Search the listing below for "label". Copy each matching line.

[START DATA IN THIS EXERCISE]

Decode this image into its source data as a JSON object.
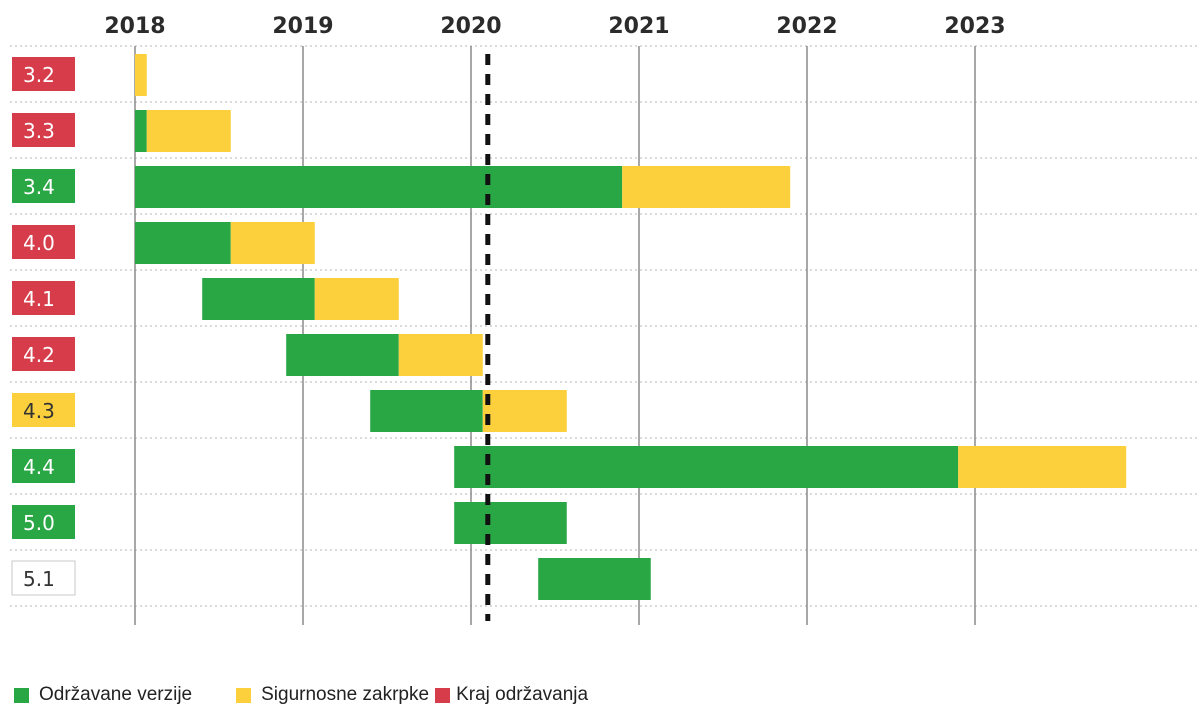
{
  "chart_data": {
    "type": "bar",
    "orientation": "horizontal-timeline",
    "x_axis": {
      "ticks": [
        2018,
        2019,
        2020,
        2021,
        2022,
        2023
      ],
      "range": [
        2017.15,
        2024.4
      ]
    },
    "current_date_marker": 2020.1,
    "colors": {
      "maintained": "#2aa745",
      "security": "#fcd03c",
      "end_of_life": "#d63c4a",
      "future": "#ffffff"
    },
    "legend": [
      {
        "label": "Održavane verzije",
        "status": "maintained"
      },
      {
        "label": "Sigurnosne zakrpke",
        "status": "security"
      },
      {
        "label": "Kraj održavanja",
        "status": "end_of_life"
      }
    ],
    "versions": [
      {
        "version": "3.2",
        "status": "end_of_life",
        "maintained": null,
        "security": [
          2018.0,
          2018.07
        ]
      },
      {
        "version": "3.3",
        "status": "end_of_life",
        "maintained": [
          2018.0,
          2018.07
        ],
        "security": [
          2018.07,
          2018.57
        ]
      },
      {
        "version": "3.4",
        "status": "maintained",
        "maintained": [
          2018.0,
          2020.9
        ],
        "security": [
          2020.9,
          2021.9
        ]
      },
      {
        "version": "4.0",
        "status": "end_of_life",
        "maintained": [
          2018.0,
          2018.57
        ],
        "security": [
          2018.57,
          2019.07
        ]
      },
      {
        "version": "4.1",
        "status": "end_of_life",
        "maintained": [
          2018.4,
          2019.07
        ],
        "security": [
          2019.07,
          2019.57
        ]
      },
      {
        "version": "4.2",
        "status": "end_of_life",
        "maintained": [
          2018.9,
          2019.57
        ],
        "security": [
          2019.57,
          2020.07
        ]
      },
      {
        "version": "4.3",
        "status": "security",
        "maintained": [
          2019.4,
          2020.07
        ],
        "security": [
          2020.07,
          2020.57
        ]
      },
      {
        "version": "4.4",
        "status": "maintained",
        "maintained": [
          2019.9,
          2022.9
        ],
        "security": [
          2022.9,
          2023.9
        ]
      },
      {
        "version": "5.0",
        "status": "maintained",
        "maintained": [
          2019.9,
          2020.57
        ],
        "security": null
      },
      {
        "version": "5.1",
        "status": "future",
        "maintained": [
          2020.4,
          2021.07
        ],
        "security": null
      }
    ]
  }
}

[END DATA IN THIS EXERCISE]

• TASK RESULT
        "label": "Održavane verzije",
        "label": "Sigurnosne zakrpke",
        "label": "Kraj održavanja",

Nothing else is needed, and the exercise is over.